# MATERIAL FOR THIS EXERCISE
▼
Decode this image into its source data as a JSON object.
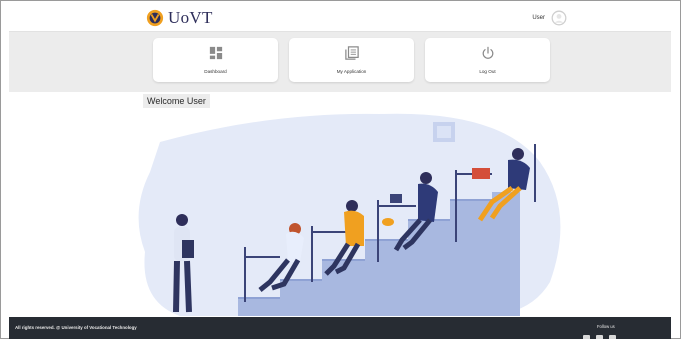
{
  "header": {
    "logo_text": "UoVT",
    "user_name": "User",
    "logo_icon": "uovt-logo",
    "avatar_icon": "user-avatar-icon"
  },
  "nav": {
    "cards": [
      {
        "label": "Dashboard",
        "icon": "dashboard-icon"
      },
      {
        "label": "My Application",
        "icon": "application-icon"
      },
      {
        "label": "Log Out",
        "icon": "power-icon"
      }
    ]
  },
  "main": {
    "welcome": "Welcome User"
  },
  "footer": {
    "copyright": "All rights reserved. @ University of Vocational Technology",
    "follow_label": "Follow us",
    "social_icons": [
      "facebook-icon",
      "twitter-icon",
      "youtube-icon"
    ]
  },
  "colors": {
    "accent": "#f0a020",
    "brand_dark": "#2e2e5a",
    "nav_band": "#ececec",
    "footer_bg": "#272c33",
    "illustration_blob": "#e4eaf8",
    "stairs": "#a8b8e0"
  }
}
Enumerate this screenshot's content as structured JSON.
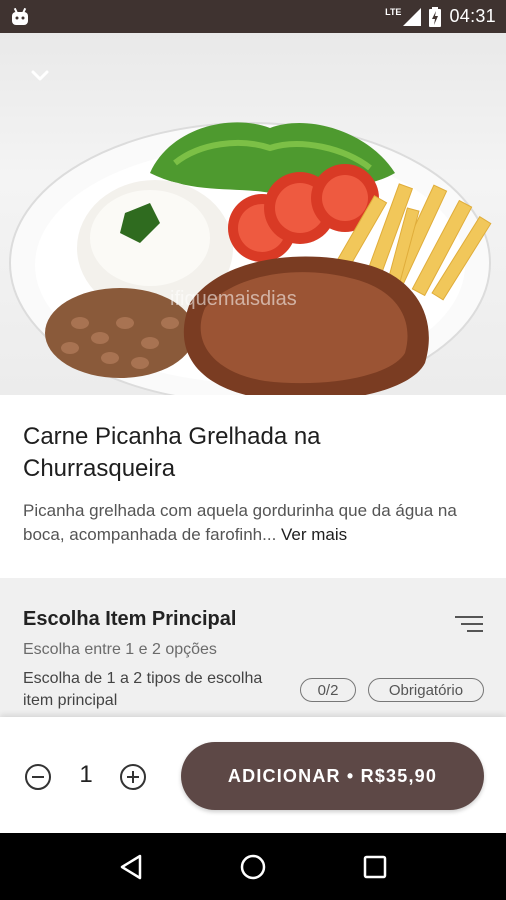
{
  "status_bar": {
    "time": "04:31",
    "network": "LTE",
    "icons": [
      "android-icon",
      "signal-icon",
      "battery-charging-icon"
    ]
  },
  "hero": {
    "back_icon": "chevron-down-icon",
    "watermark": "ifiquemaisdias"
  },
  "product": {
    "title": "Carne Picanha Grelhada na Churrasqueira",
    "description": "Picanha grelhada com aquela gordurinha que da água na boca, acompanhada de farofinh...",
    "see_more": "Ver mais"
  },
  "section": {
    "title": "Escolha Item Principal",
    "subtitle": "Escolha entre 1 e 2 opções",
    "note": "Escolha de 1 a 2 tipos de escolha item principal",
    "count_badge": "0/2",
    "required_badge": "Obrigatório",
    "icon": "filter-icon"
  },
  "action_bar": {
    "quantity": "1",
    "add_label": "ADICIONAR • R$35,90",
    "colors": {
      "button": "#5d4846"
    }
  },
  "nav_bar": {
    "icons": [
      "back-triangle-icon",
      "home-circle-icon",
      "recents-square-icon"
    ]
  }
}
▲
# WHAT TO WORK ON
Of all the lines above, how many contain "Escolha"? Give the number and nothing more.

# OUTPUT BELOW
3